Set problem. Extract every line below, verbatim.

[begin Data lines]

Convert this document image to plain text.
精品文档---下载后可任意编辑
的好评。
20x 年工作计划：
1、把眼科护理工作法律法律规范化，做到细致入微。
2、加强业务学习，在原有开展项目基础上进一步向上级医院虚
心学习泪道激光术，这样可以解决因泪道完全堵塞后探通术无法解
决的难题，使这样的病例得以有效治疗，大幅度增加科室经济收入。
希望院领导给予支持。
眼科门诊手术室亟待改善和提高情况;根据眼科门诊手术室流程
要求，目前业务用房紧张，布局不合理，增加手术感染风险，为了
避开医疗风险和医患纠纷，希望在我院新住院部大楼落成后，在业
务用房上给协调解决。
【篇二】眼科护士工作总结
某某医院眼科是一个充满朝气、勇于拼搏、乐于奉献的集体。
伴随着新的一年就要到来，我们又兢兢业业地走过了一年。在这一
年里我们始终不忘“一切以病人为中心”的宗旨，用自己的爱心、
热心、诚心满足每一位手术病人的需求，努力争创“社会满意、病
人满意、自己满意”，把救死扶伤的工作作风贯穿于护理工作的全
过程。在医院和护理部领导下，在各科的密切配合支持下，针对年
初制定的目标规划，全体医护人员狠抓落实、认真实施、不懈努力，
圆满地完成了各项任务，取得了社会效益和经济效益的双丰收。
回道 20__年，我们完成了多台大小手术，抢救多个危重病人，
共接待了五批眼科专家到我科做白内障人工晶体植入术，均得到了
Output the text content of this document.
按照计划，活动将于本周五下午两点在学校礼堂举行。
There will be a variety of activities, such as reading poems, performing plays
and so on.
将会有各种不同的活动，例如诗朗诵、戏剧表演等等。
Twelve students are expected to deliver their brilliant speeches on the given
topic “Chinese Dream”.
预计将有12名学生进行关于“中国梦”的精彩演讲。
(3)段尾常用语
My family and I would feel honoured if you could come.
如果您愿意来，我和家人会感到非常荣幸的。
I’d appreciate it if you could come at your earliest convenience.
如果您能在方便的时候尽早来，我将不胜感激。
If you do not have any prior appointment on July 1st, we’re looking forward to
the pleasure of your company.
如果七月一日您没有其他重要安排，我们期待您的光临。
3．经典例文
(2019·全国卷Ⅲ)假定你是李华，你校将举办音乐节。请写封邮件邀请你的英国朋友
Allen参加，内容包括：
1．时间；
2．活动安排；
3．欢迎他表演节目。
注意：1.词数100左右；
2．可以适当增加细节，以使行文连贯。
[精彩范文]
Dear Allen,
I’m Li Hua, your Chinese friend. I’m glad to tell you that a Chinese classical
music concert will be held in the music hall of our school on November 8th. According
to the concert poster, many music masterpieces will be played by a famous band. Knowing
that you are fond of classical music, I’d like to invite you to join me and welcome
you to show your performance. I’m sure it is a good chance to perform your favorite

[end Data lines]

Complete output.
Convert this document image to plain text.
精品文档---下载后可任意编辑
的好评。
20x 年工作计划：
1、把眼科护理工作法律法律规范化，做到细致入微。
2、加强业务学习，在原有开展项目基础上进一步向上级医院虚
心学习泪道激光术，这样可以解决因泪道完全堵塞后探通术无法解
决的难题，使这样的病例得以有效治疗，大幅度增加科室经济收入。
希望院领导给予支持。
眼科门诊手术室亟待改善和提高情况;根据眼科门诊手术室流程
要求，目前业务用房紧张，布局不合理，增加手术感染风险，为了
避开医疗风险和医患纠纷，希望在我院新住院部大楼落成后，在业
务用房上给协调解决。
【篇二】眼科护士工作总结
某某医院眼科是一个充满朝气、勇于拼搏、乐于奉献的集体。
伴随着新的一年就要到来，我们又兢兢业业地走过了一年。在这一
年里我们始终不忘“一切以病人为中心”的宗旨，用自己的爱心、
热心、诚心满足每一位手术病人的需求，努力争创“社会满意、病
人满意、自己满意”，把救死扶伤的工作作风贯穿于护理工作的全
过程。在医院和护理部领导下，在各科的密切配合支持下，针对年
初制定的目标规划，全体医护人员狠抓落实、认真实施、不懈努力，
圆满地完成了各项任务，取得了社会效益和经济效益的双丰收。
回道 20__年，我们完成了多台大小手术，抢救多个危重病人，
共接待了五批眼科专家到我科做白内障人工晶体植入术，均得到了
Output the text content of this document.
按照计划，活动将于本周五下午两点在学校礼堂举行。
There will be a variety of activities, such as reading poems, performing plays
and so on.
将会有各种不同的活动，例如诗朗诵、戏剧表演等等。
Twelve students are expected to deliver their brilliant speeches on the given
topic “Chinese Dream”.
预计将有12名学生进行关于“中国梦”的精彩演讲。
(3)段尾常用语
My family and I would feel honoured if you could come.
如果您愿意来，我和家人会感到非常荣幸的。
I’d appreciate it if you could come at your earliest convenience.
如果您能在方便的时候尽早来，我将不胜感激。
If you do not have any prior appointment on July 1st, we’re looking forward to
the pleasure of your company.
如果七月一日您没有其他重要安排，我们期待您的光临。
3．经典例文
(2019·全国卷Ⅲ)假定你是李华，你校将举办音乐节。请写封邮件邀请你的英国朋友
Allen参加，内容包括：
1．时间；
2．活动安排；
3．欢迎他表演节目。
注意：1.词数100左右；
2．可以适当增加细节，以使行文连贯。
[精彩范文]
Dear Allen,
I’m Li Hua, your Chinese friend. I’m glad to tell you that a Chinese classical
music concert will be held in the music hall of our school on November 8th. According
to the concert poster, many music masterpieces will be played by a famous band. Knowing
that you are fond of classical music, I’d like to invite you to join me and welcome
you to show your performance. I’m sure it is a good chance to perform your favorite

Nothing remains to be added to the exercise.